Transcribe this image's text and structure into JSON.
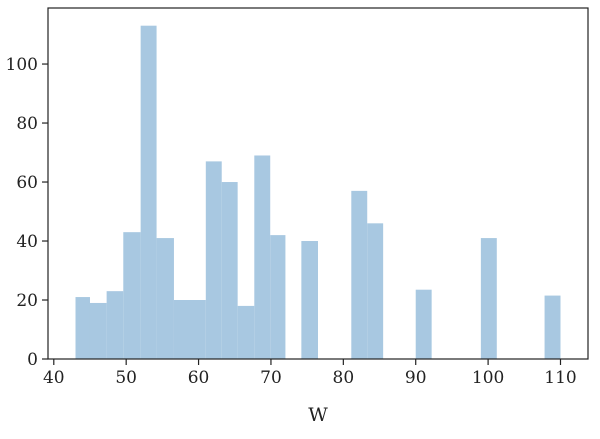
{
  "chart_data": {
    "type": "bar",
    "subtype": "histogram",
    "title": "",
    "xlabel": "W",
    "ylabel": "",
    "xlim": [
      39.2,
      113.8
    ],
    "ylim": [
      0,
      119
    ],
    "grid": false,
    "legend": "none",
    "bar_color": "#a8c8e1",
    "x_ticks": [
      40,
      50,
      60,
      70,
      80,
      90,
      100,
      110
    ],
    "y_ticks": [
      0,
      20,
      40,
      60,
      80,
      100
    ],
    "bins": [
      {
        "x0": 43,
        "x1": 45,
        "value": 21
      },
      {
        "x0": 45,
        "x1": 47.3,
        "value": 19
      },
      {
        "x0": 47.3,
        "x1": 49.6,
        "value": 23
      },
      {
        "x0": 49.6,
        "x1": 52,
        "value": 43
      },
      {
        "x0": 52,
        "x1": 54.2,
        "value": 113
      },
      {
        "x0": 54.2,
        "x1": 56.6,
        "value": 41
      },
      {
        "x0": 56.6,
        "x1": 61,
        "value": 20
      },
      {
        "x0": 61,
        "x1": 63.2,
        "value": 67
      },
      {
        "x0": 63.2,
        "x1": 65.4,
        "value": 60
      },
      {
        "x0": 65.4,
        "x1": 67.7,
        "value": 18
      },
      {
        "x0": 67.7,
        "x1": 69.9,
        "value": 69
      },
      {
        "x0": 69.9,
        "x1": 72,
        "value": 42
      },
      {
        "x0": 74.2,
        "x1": 76.5,
        "value": 40
      },
      {
        "x0": 81.1,
        "x1": 83.3,
        "value": 57
      },
      {
        "x0": 83.3,
        "x1": 85.5,
        "value": 46
      },
      {
        "x0": 90,
        "x1": 92.2,
        "value": 23.5
      },
      {
        "x0": 99,
        "x1": 101.2,
        "value": 41
      },
      {
        "x0": 107.8,
        "x1": 110,
        "value": 21.5
      }
    ]
  }
}
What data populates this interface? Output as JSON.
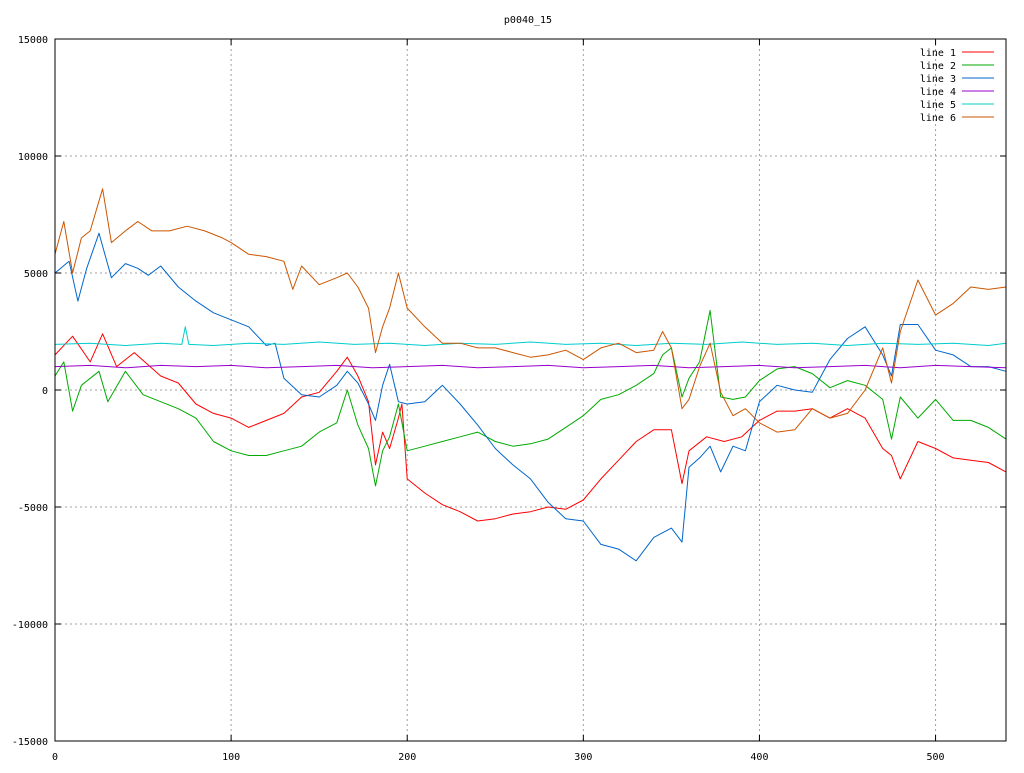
{
  "chart_data": {
    "type": "line",
    "title": "p0040_15",
    "xlabel": "",
    "ylabel": "",
    "xlim": [
      0,
      540
    ],
    "ylim": [
      -15000,
      15000
    ],
    "x_ticks": [
      0,
      100,
      200,
      300,
      400,
      500
    ],
    "y_ticks": [
      -15000,
      -10000,
      -5000,
      0,
      5000,
      10000,
      15000
    ],
    "x_tick_labels": [
      "0",
      "100",
      "200",
      "300",
      "400",
      "500"
    ],
    "y_tick_labels": [
      "-15000",
      "-10000",
      "-5000",
      "0",
      "5000",
      "10000",
      "15000"
    ],
    "grid": true,
    "legend_position": "top-right",
    "series": [
      {
        "name": "line 1",
        "color": "#ff0000",
        "x": [
          0,
          10,
          20,
          27,
          35,
          45,
          60,
          70,
          80,
          90,
          100,
          110,
          120,
          130,
          140,
          150,
          160,
          166,
          172,
          178,
          182,
          186,
          190,
          195,
          197,
          200,
          210,
          220,
          230,
          240,
          250,
          260,
          270,
          280,
          290,
          300,
          310,
          320,
          330,
          340,
          350,
          356,
          360,
          370,
          380,
          390,
          400,
          410,
          420,
          430,
          440,
          450,
          460,
          470,
          475,
          480,
          490,
          500,
          510,
          520,
          530,
          540
        ],
        "y": [
          1500,
          2300,
          1200,
          2400,
          1000,
          1600,
          600,
          300,
          -600,
          -1000,
          -1200,
          -1600,
          -1300,
          -1000,
          -300,
          -100,
          800,
          1400,
          600,
          -500,
          -3200,
          -1800,
          -2500,
          -1200,
          -600,
          -3800,
          -4400,
          -4900,
          -5200,
          -5600,
          -5500,
          -5300,
          -5200,
          -5000,
          -5100,
          -4700,
          -3800,
          -3000,
          -2200,
          -1700,
          -1700,
          -4000,
          -2600,
          -2000,
          -2200,
          -2000,
          -1300,
          -900,
          -900,
          -800,
          -1200,
          -800,
          -1200,
          -2500,
          -2800,
          -3800,
          -2200,
          -2500,
          -2900,
          -3000,
          -3100,
          -3500
        ]
      },
      {
        "name": "line 2",
        "color": "#00aa00",
        "x": [
          0,
          5,
          10,
          15,
          20,
          25,
          30,
          40,
          50,
          60,
          70,
          80,
          90,
          100,
          110,
          120,
          130,
          140,
          150,
          160,
          166,
          172,
          178,
          182,
          186,
          190,
          195,
          200,
          210,
          220,
          230,
          240,
          250,
          260,
          270,
          280,
          290,
          300,
          310,
          320,
          330,
          340,
          345,
          350,
          356,
          360,
          366,
          372,
          378,
          385,
          392,
          400,
          410,
          420,
          430,
          440,
          450,
          460,
          470,
          475,
          480,
          490,
          500,
          510,
          520,
          530,
          540
        ],
        "y": [
          600,
          1200,
          -900,
          200,
          500,
          800,
          -500,
          800,
          -200,
          -500,
          -800,
          -1200,
          -2200,
          -2600,
          -2800,
          -2800,
          -2600,
          -2400,
          -1800,
          -1400,
          0,
          -1500,
          -2500,
          -4100,
          -2600,
          -2000,
          -600,
          -2600,
          -2400,
          -2200,
          -2000,
          -1800,
          -2200,
          -2400,
          -2300,
          -2100,
          -1600,
          -1100,
          -400,
          -200,
          200,
          700,
          1500,
          1800,
          -300,
          500,
          1200,
          3400,
          -300,
          -400,
          -300,
          400,
          900,
          1000,
          700,
          100,
          400,
          200,
          -400,
          -2100,
          -300,
          -1200,
          -400,
          -1300,
          -1300,
          -1600,
          -2100
        ]
      },
      {
        "name": "line 3",
        "color": "#0066cc",
        "x": [
          0,
          8,
          13,
          18,
          25,
          32,
          40,
          47,
          53,
          60,
          70,
          80,
          90,
          100,
          110,
          120,
          125,
          130,
          140,
          150,
          160,
          166,
          172,
          178,
          182,
          186,
          190,
          195,
          200,
          210,
          220,
          230,
          240,
          250,
          260,
          270,
          280,
          290,
          300,
          310,
          320,
          330,
          340,
          350,
          356,
          360,
          366,
          372,
          378,
          385,
          392,
          400,
          410,
          420,
          430,
          440,
          450,
          460,
          470,
          475,
          480,
          490,
          500,
          510,
          520,
          530,
          540
        ],
        "y": [
          5000,
          5500,
          3800,
          5200,
          6700,
          4800,
          5400,
          5200,
          4900,
          5300,
          4400,
          3800,
          3300,
          3000,
          2700,
          1900,
          2000,
          500,
          -200,
          -300,
          200,
          800,
          300,
          -600,
          -1300,
          200,
          1100,
          -500,
          -600,
          -500,
          200,
          -600,
          -1500,
          -2500,
          -3200,
          -3800,
          -4800,
          -5500,
          -5600,
          -6600,
          -6800,
          -7300,
          -6300,
          -5900,
          -6500,
          -3300,
          -2900,
          -2400,
          -3500,
          -2400,
          -2600,
          -500,
          200,
          0,
          -100,
          1300,
          2200,
          2700,
          1500,
          600,
          2800,
          2800,
          1700,
          1500,
          1000,
          1000,
          800
        ]
      },
      {
        "name": "line 4",
        "color": "#9900cc",
        "x": [
          0,
          20,
          40,
          60,
          80,
          100,
          120,
          140,
          160,
          180,
          200,
          220,
          240,
          260,
          280,
          300,
          320,
          340,
          360,
          380,
          400,
          420,
          440,
          460,
          480,
          500,
          520,
          540
        ],
        "y": [
          1000,
          1050,
          950,
          1050,
          1000,
          1050,
          950,
          1000,
          1050,
          950,
          1000,
          1050,
          950,
          1000,
          1050,
          950,
          1000,
          1050,
          950,
          1000,
          1050,
          950,
          1000,
          1050,
          950,
          1050,
          1000,
          950
        ]
      },
      {
        "name": "line 5",
        "color": "#00cccc",
        "x": [
          0,
          20,
          40,
          60,
          72,
          74,
          76,
          90,
          110,
          130,
          150,
          170,
          190,
          210,
          230,
          250,
          270,
          290,
          310,
          330,
          350,
          370,
          390,
          410,
          430,
          450,
          470,
          490,
          510,
          530,
          540
        ],
        "y": [
          1950,
          2000,
          1900,
          2000,
          1950,
          2700,
          1950,
          1900,
          2000,
          1950,
          2050,
          1950,
          2000,
          1900,
          2000,
          1950,
          2050,
          1950,
          2000,
          1900,
          2000,
          1950,
          2050,
          1950,
          2000,
          1900,
          2000,
          1950,
          2000,
          1900,
          2000
        ]
      },
      {
        "name": "line 6",
        "color": "#cc5500",
        "x": [
          0,
          5,
          10,
          15,
          20,
          27,
          32,
          40,
          47,
          55,
          65,
          75,
          85,
          95,
          100,
          110,
          120,
          130,
          135,
          140,
          150,
          160,
          166,
          172,
          178,
          182,
          186,
          190,
          195,
          200,
          210,
          220,
          230,
          240,
          250,
          260,
          270,
          280,
          290,
          300,
          310,
          320,
          330,
          340,
          345,
          350,
          356,
          360,
          366,
          372,
          378,
          385,
          392,
          400,
          410,
          420,
          430,
          440,
          450,
          460,
          470,
          475,
          480,
          490,
          500,
          510,
          520,
          530,
          540
        ],
        "y": [
          5800,
          7200,
          5000,
          6500,
          6800,
          8600,
          6300,
          6800,
          7200,
          6800,
          6800,
          7000,
          6800,
          6500,
          6300,
          5800,
          5700,
          5500,
          4300,
          5300,
          4500,
          4800,
          5000,
          4400,
          3500,
          1600,
          2700,
          3500,
          5000,
          3500,
          2700,
          2000,
          2000,
          1800,
          1800,
          1600,
          1400,
          1500,
          1700,
          1300,
          1800,
          2000,
          1600,
          1700,
          2500,
          1800,
          -800,
          -400,
          1000,
          2000,
          -100,
          -1100,
          -800,
          -1400,
          -1800,
          -1700,
          -800,
          -1200,
          -1000,
          0,
          1800,
          300,
          2500,
          4700,
          3200,
          3700,
          4400,
          4300,
          4400
        ]
      }
    ]
  }
}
____________
List every line from the entries above in which "name" appears.

Solution to this problem:
        "name": "line 1",
        "name": "line 2",
        "name": "line 3",
        "name": "line 4",
        "name": "line 5",
        "name": "line 6",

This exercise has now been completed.